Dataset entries

* START *

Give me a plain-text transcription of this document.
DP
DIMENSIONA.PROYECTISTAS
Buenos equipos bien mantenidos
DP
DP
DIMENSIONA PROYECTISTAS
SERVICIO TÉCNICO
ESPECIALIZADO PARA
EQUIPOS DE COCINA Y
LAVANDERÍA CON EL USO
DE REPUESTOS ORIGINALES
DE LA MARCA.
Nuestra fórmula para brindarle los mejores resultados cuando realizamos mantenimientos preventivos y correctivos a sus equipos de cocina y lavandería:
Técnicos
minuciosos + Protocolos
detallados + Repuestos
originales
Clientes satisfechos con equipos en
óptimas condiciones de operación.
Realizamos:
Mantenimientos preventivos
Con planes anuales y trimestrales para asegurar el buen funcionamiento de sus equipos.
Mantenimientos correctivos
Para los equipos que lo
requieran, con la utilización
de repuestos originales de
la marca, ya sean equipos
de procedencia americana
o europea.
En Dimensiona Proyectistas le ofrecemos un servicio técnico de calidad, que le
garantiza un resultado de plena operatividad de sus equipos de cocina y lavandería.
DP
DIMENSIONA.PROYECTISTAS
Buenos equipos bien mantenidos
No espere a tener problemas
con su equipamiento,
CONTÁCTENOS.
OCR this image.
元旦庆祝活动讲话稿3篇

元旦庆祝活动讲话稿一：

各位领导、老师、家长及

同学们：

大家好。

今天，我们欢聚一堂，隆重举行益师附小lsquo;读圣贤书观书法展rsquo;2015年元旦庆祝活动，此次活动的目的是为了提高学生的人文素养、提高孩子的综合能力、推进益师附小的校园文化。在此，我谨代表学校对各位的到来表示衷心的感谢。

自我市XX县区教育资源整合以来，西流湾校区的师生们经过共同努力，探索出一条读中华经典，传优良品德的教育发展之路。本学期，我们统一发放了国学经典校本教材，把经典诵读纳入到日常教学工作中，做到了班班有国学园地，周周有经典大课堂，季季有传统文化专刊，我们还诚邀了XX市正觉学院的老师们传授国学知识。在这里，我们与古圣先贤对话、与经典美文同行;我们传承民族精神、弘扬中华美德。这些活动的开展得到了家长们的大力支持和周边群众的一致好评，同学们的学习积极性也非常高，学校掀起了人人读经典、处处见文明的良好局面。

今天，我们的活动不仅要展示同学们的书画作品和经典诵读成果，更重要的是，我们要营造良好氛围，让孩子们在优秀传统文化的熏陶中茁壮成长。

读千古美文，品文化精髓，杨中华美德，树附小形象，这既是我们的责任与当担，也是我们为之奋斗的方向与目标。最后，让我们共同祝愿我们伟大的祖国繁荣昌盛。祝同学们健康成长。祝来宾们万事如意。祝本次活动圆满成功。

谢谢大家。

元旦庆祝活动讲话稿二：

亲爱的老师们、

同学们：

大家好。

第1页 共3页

* END *

▶ [WHAT IS REQUIRED] Please reproduce each line exactly as written.

▶ [EXPECTED ANSWER]
Give me a plain-text transcription of this document.
DP
DIMENSIONA.PROYECTISTAS
Buenos equipos bien mantenidos
DP
DP
DIMENSIONA PROYECTISTAS
SERVICIO TÉCNICO
ESPECIALIZADO PARA
EQUIPOS DE COCINA Y
LAVANDERÍA CON EL USO
DE REPUESTOS ORIGINALES
DE LA MARCA.
Nuestra fórmula para brindarle los mejores resultados cuando realizamos mantenimientos preventivos y correctivos a sus equipos de cocina y lavandería:
Técnicos
minuciosos + Protocolos
detallados + Repuestos
originales
Clientes satisfechos con equipos en
óptimas condiciones de operación.
Realizamos:
Mantenimientos preventivos
Con planes anuales y trimestrales para asegurar el buen funcionamiento de sus equipos.
Mantenimientos correctivos
Para los equipos que lo
requieran, con la utilización
de repuestos originales de
la marca, ya sean equipos
de procedencia americana
o europea.
En Dimensiona Proyectistas le ofrecemos un servicio técnico de calidad, que le
garantiza un resultado de plena operatividad de sus equipos de cocina y lavandería.
DP
DIMENSIONA.PROYECTISTAS
Buenos equipos bien mantenidos
No espere a tener problemas
con su equipamiento,
CONTÁCTENOS.
OCR this image.
元旦庆祝活动讲话稿3篇

元旦庆祝活动讲话稿一：

各位领导、老师、家长及

同学们：

大家好。

今天，我们欢聚一堂，隆重举行益师附小lsquo;读圣贤书观书法展rsquo;2015年元旦庆祝活动，此次活动的目的是为了提高学生的人文素养、提高孩子的综合能力、推进益师附小的校园文化。在此，我谨代表学校对各位的到来表示衷心的感谢。

自我市XX县区教育资源整合以来，西流湾校区的师生们经过共同努力，探索出一条读中华经典，传优良品德的教育发展之路。本学期，我们统一发放了国学经典校本教材，把经典诵读纳入到日常教学工作中，做到了班班有国学园地，周周有经典大课堂，季季有传统文化专刊，我们还诚邀了XX市正觉学院的老师们传授国学知识。在这里，我们与古圣先贤对话、与经典美文同行;我们传承民族精神、弘扬中华美德。这些活动的开展得到了家长们的大力支持和周边群众的一致好评，同学们的学习积极性也非常高，学校掀起了人人读经典、处处见文明的良好局面。

今天，我们的活动不仅要展示同学们的书画作品和经典诵读成果，更重要的是，我们要营造良好氛围，让孩子们在优秀传统文化的熏陶中茁壮成长。

读千古美文，品文化精髓，杨中华美德，树附小形象，这既是我们的责任与当担，也是我们为之奋斗的方向与目标。最后，让我们共同祝愿我们伟大的祖国繁荣昌盛。祝同学们健康成长。祝来宾们万事如意。祝本次活动圆满成功。

谢谢大家。

元旦庆祝活动讲话稿二：

亲爱的老师们、

同学们：

大家好。

第1页 共3页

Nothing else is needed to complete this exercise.